* _Given text_
-- Start --
Similar to the goal of Rule 19 which compels joinder of an absentee to avoid the
defendant being saddled with multiple or inconsistent obligations, Rule 14 allows defending
parties to implead joint tortfeasors to be responsible for their own share of their liability. As
such, impleader fosters efficiency, consistency, and fairness to the defendant.
Note: Jurisdiction and venue must still be proper. Personal jurisdiction can be had
under the state’s long arm statute, or Rule 4(k)(1) allows parties joined under Rule 14 to be
served within 100 miles from where the summons was issued. Subject matter jurisdiction is
usually not a problem because 1367(b) does not exclude claims brought by defendants against
parties joined under Rule 14. However, original plaintiffs would not be allowed to bring claims
against the third-party defendant.

Rule 19 JOINDER OF REQUIRED PARTIES - Case: Temple, Helzberg


Although our justice system gives great deference to a plaintiff’s choices on what parties
to sue, Rule 19 allows for overriding of the plaintiff’s choice by requiring certain parties to be in
the litigation. This serves the policy interest of promoting efficiency in the courts, avoiding
harm and protecting the interests of any absent defendants, and preventing inconsistent
outcomes and multiple litigation. In essence, it is supposed to “protect the quality of
adjudication.”
Rule 19 prescribes a three-step process. First, the court must assess whether the party
to be joined is a “required party”. In order to determine, the court looks at 1) in that person’s
absence, they will not be able to accord complete relief among existing parties, 2) it would
impair or impede the absent person’s ability to protect their interest. The interest must be
legally protected. and 3) their absence leaves an existing party subject to substantial risk of
incurring double, multiple, or inconsistent obligations. “Required parties” are typically those
who have some connection of property ownership, rights, or obligations with the existing party.
As such, joint tortfeasors are never considered required parties, they are merely permissive.
(Temple)
Second, if the court decides that the party is “required”, they must then determine if
joining them would be feasible. It wouldn’t be feasible under 3 circumstances: 1) if the court
lacks personal jurisdiction over them such that they wouldn’t’ be subject to service of process
(however, rule 4(k)(1)(B) allows for service outside the forum state within 100 miles of where
the summons was issued for parties joined under Rule 19). 2) whether joining them would
deprive the court of subject matter jurisdiction, and 3) the absent party would object to
improper venue.
Third, if joinder of the party turns out not to be feasible, the court can decide whether
“in equity and good conscience” to allow the case to proceed without them or to dismiss the
case. This assessment is based upon the factors set out in 19(b): 1) extent of prejudice to the
absent party or existing parties, 2) extent prejudice can be avoided or lessened by shaping the
relief, utilizing protective provisions in the judgment, and other measures, 3) adequacy of
judgment despite absent party, 4) adequacy of remedy for plaintiff if the case were dismissed.
-- End --
Stored data entries
-- Start --
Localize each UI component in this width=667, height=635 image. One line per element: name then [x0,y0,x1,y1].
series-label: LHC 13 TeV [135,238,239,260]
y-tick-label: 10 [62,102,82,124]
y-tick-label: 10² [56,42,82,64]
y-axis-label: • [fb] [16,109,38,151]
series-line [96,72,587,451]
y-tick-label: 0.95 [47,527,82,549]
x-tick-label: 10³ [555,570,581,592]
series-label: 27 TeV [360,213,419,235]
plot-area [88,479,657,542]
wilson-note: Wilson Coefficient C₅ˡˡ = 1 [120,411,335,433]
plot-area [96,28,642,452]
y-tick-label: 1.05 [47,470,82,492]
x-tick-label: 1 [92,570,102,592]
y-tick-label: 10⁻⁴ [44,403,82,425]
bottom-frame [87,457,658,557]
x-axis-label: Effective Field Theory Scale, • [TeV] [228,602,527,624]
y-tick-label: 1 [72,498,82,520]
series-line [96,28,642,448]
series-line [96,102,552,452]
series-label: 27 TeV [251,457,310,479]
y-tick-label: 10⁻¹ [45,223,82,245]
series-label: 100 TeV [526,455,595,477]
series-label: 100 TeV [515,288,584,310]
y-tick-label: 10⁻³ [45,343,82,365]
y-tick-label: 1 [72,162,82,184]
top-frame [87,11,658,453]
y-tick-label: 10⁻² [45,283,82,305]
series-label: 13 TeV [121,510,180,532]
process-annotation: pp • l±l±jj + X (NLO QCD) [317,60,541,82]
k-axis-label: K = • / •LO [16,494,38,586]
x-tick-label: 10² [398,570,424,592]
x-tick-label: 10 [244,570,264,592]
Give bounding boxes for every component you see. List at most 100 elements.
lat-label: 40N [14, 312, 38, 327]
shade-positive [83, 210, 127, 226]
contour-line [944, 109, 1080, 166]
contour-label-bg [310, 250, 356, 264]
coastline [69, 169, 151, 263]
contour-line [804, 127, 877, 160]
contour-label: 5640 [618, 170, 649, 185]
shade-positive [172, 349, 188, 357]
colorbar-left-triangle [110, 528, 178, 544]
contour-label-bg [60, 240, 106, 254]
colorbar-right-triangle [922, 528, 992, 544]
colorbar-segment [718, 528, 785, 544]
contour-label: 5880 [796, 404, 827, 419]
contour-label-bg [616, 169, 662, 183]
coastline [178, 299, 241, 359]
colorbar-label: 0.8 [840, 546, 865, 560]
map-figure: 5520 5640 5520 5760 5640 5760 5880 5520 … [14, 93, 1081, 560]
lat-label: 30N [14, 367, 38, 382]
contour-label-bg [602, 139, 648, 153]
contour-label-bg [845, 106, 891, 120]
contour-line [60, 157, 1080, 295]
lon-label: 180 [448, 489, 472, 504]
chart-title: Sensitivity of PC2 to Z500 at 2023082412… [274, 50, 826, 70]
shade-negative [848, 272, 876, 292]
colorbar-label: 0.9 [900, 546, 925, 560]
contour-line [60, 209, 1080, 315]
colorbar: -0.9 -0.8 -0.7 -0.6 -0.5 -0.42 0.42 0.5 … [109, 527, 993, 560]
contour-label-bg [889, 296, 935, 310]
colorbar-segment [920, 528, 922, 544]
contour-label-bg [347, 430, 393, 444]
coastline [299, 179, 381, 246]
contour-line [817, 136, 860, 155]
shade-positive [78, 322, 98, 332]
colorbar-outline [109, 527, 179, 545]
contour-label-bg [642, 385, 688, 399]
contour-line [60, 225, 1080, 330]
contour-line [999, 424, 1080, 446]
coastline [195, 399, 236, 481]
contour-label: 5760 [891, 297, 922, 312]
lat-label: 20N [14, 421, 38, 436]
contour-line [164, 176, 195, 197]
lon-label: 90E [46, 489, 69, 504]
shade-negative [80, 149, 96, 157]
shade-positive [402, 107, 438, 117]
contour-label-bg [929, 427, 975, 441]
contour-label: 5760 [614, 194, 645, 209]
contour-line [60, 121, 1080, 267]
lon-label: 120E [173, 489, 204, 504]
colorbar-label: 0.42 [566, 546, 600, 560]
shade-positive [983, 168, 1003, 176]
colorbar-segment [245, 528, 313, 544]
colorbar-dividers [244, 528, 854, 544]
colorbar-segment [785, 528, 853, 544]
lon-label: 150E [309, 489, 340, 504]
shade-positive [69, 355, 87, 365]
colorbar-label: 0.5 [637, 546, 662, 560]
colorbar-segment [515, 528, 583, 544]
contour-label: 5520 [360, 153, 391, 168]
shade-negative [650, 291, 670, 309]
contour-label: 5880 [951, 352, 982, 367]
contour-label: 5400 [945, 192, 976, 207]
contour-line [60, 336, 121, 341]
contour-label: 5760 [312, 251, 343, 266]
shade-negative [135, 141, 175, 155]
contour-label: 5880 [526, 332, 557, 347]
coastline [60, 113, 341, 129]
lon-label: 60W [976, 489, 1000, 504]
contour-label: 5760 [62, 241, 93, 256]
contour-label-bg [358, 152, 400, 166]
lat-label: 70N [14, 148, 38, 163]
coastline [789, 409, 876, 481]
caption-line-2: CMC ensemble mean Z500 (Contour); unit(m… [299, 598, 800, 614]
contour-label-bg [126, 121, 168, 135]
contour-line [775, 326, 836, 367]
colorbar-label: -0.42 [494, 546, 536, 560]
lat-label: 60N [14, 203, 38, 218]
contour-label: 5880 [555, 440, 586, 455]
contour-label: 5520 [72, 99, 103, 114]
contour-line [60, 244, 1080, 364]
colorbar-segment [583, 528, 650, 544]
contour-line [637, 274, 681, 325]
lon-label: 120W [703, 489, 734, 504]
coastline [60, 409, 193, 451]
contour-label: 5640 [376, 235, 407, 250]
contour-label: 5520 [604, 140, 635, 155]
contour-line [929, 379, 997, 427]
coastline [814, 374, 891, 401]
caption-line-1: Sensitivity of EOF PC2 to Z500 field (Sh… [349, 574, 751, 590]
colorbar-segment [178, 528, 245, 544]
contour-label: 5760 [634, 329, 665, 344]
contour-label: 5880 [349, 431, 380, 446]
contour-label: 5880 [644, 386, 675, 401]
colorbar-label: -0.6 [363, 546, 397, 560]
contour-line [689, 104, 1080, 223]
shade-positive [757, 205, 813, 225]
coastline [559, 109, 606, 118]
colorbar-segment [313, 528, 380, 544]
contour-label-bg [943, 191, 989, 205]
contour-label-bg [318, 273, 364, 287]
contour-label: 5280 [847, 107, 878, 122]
-- End --
* _Short task_
Answer these questions from the joinder notes:
(a) Under Rule 4(k)(1), within how many miles of where the summons was issued may parties joined under Rule 14 be served?
(b) How many steps does Rule 19 prescribe?
(c) Under Rule 19, how are joint tortfeasors classified?
The entries have no connection to the text.

* _Expected answer_
(a) Within 100 miles.
(b) Three steps.
(c) They are never considered required parties; they are merely permissive.